* **WRITTEN TASK**: Across the listing below, how many lines hold "Tháng"? Reply with the number by itself.

○ ○ ○ ○

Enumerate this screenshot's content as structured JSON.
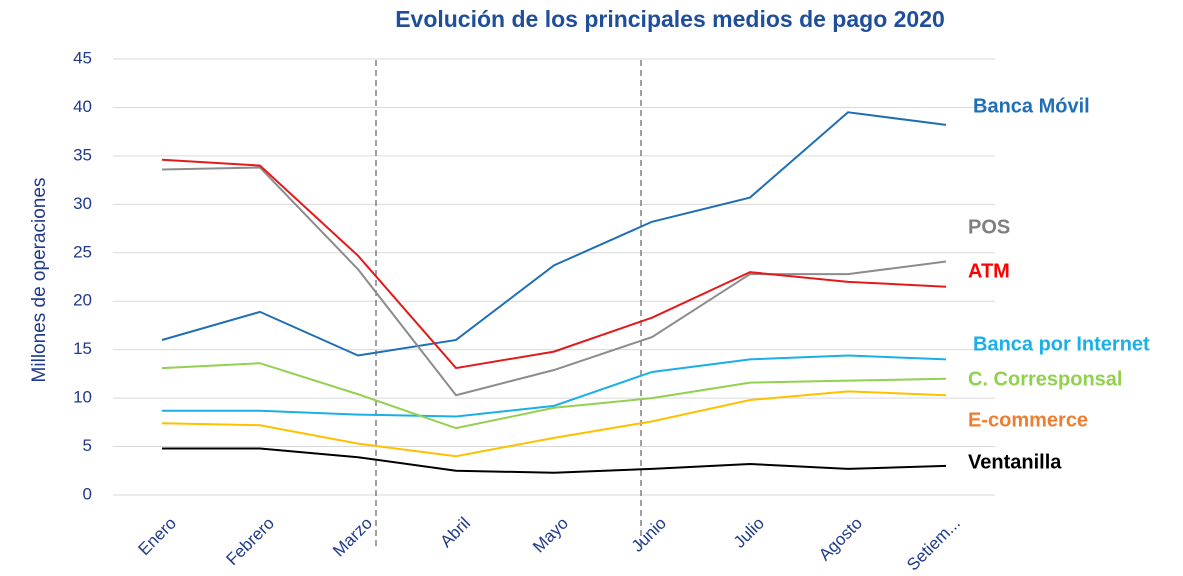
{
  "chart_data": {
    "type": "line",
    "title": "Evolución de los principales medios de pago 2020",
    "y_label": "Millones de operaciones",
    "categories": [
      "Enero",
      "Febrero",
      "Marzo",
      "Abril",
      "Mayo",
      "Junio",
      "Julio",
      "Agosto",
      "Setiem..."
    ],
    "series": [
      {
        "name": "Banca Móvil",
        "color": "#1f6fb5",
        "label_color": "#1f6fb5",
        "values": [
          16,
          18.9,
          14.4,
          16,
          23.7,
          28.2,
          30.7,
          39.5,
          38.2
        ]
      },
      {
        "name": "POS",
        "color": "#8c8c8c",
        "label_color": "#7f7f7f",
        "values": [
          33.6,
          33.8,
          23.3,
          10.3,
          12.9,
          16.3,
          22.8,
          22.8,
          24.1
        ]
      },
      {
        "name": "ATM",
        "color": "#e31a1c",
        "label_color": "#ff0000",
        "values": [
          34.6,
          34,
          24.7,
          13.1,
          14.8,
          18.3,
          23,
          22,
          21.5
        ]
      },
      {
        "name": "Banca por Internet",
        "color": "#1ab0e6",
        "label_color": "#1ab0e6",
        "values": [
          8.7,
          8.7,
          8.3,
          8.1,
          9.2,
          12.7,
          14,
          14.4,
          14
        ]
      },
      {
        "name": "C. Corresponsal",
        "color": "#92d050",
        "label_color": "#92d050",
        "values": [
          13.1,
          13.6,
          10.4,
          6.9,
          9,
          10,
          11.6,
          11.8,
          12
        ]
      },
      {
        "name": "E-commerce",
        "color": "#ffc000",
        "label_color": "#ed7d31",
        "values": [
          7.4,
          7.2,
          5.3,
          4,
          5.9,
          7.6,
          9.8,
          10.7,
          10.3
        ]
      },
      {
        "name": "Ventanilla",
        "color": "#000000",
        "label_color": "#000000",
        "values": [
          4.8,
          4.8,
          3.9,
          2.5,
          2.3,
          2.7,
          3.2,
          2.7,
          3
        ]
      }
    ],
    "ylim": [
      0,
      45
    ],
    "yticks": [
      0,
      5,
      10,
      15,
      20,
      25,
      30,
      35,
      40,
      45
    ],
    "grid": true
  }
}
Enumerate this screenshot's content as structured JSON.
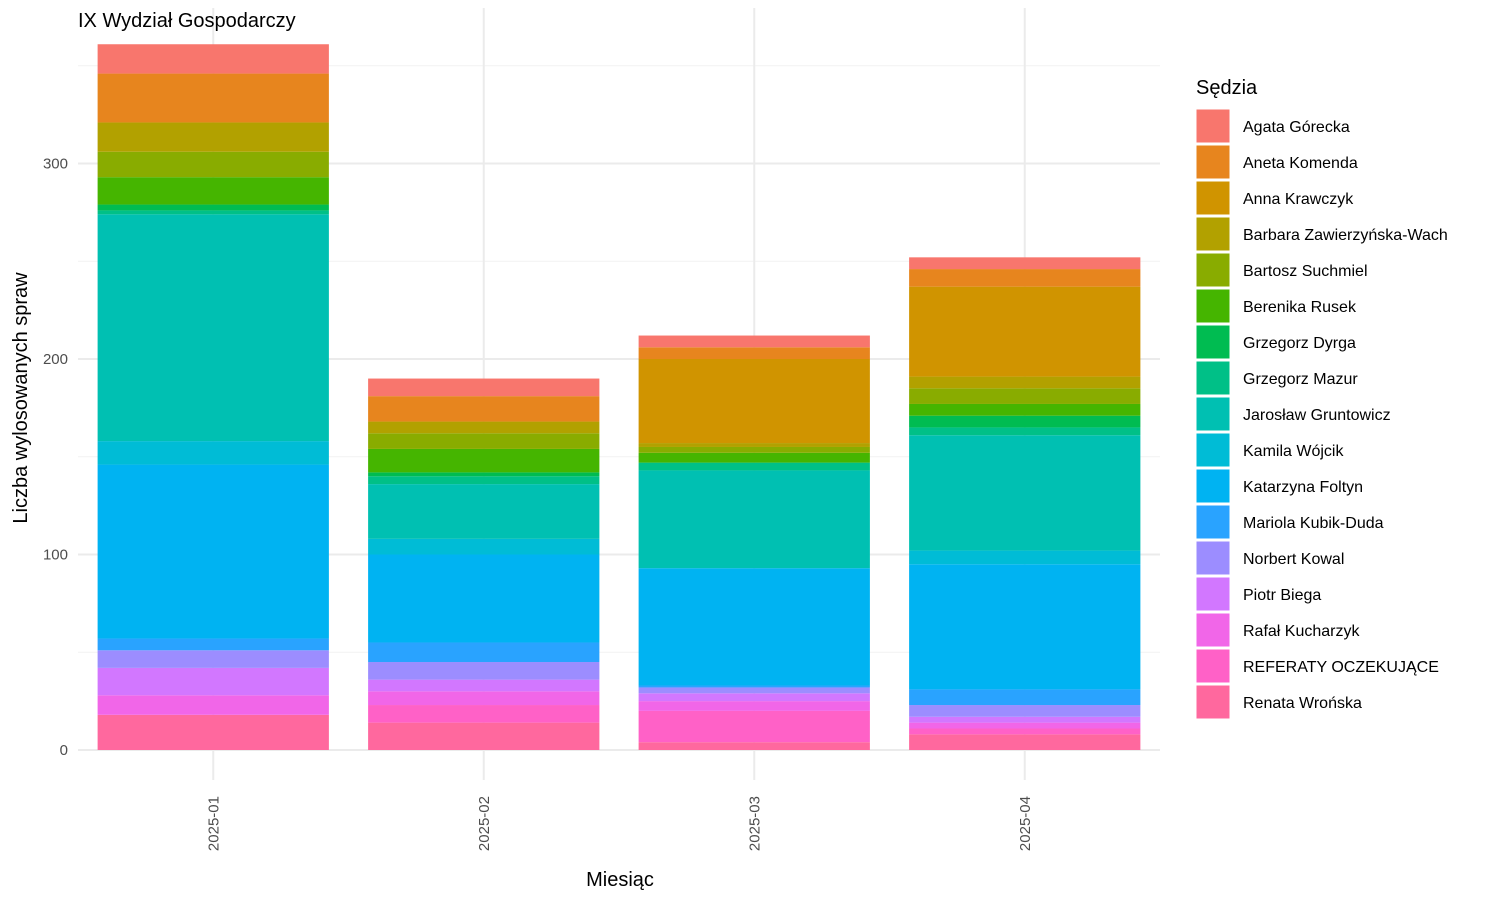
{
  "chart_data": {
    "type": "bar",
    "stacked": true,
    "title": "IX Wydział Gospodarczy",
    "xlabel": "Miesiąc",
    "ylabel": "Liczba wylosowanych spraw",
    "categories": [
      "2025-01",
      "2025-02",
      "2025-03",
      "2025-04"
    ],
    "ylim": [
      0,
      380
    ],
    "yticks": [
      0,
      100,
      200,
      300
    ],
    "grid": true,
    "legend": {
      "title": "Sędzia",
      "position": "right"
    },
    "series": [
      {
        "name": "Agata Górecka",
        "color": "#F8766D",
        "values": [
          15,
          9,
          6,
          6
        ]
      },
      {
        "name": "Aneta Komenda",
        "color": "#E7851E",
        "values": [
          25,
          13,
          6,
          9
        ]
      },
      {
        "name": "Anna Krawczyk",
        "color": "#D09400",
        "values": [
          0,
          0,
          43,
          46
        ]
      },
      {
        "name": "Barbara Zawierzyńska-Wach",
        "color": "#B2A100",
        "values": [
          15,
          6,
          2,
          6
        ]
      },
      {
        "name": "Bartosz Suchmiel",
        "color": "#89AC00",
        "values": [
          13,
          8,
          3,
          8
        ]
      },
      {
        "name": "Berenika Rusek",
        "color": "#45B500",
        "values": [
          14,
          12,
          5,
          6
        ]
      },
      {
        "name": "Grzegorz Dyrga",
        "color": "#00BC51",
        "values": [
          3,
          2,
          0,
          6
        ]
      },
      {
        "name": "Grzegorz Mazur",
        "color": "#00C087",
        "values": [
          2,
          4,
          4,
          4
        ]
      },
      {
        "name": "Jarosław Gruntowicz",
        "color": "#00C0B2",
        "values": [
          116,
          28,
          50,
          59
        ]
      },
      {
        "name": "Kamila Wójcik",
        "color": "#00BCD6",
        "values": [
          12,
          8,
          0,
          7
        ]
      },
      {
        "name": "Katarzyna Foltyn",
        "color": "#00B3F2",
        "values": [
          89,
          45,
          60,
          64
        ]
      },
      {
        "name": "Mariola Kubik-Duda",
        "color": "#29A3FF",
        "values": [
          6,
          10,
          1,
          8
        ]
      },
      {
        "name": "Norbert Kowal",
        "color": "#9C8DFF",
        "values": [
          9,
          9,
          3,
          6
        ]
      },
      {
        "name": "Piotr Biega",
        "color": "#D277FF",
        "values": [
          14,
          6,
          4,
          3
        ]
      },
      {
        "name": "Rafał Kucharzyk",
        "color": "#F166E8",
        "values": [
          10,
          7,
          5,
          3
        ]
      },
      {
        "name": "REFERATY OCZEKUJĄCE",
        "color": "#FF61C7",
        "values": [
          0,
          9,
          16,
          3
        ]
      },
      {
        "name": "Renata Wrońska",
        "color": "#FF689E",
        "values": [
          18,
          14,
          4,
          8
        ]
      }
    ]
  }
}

○ ○ ○ ○

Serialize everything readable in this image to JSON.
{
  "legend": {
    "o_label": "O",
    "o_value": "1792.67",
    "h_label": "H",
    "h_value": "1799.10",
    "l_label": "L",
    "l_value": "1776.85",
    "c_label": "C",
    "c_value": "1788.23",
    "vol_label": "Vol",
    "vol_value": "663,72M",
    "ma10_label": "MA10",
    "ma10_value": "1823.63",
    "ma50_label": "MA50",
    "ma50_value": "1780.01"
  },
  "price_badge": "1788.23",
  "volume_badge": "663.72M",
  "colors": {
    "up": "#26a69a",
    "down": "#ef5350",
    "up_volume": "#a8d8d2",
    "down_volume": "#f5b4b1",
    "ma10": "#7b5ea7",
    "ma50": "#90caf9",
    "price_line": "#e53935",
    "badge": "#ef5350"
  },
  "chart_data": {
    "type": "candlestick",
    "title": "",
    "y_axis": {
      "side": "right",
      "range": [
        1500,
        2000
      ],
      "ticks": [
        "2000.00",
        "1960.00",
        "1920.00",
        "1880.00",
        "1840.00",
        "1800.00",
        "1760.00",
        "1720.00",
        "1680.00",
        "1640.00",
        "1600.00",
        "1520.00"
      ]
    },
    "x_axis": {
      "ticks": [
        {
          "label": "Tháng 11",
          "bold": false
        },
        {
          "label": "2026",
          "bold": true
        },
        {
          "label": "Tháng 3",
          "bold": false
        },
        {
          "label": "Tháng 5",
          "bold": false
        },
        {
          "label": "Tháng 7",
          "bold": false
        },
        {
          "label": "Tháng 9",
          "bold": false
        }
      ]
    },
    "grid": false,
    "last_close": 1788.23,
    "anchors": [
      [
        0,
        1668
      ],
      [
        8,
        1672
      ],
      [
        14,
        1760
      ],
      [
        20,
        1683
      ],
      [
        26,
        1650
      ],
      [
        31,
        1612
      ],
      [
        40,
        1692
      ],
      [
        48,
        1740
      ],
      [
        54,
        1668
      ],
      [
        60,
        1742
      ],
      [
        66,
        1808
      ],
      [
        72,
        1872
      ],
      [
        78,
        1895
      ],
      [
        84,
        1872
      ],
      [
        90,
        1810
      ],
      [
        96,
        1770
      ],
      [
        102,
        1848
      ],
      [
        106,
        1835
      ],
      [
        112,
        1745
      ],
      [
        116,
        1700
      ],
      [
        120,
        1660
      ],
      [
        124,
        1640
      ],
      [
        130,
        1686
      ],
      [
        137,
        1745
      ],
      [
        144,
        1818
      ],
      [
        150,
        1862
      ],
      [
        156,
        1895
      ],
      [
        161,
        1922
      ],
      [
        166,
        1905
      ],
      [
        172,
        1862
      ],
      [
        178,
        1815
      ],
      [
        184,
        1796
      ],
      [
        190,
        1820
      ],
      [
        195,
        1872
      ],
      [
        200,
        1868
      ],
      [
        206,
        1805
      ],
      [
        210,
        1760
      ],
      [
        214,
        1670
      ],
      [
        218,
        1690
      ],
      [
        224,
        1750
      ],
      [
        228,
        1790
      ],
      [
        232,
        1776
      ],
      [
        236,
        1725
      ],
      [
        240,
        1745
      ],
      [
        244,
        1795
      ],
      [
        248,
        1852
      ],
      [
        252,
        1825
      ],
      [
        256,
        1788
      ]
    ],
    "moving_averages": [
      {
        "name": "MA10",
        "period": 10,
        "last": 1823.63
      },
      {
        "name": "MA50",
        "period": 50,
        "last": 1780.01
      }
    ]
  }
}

○ ○ ○ ○

* **THE COMPLETED TASK**: 5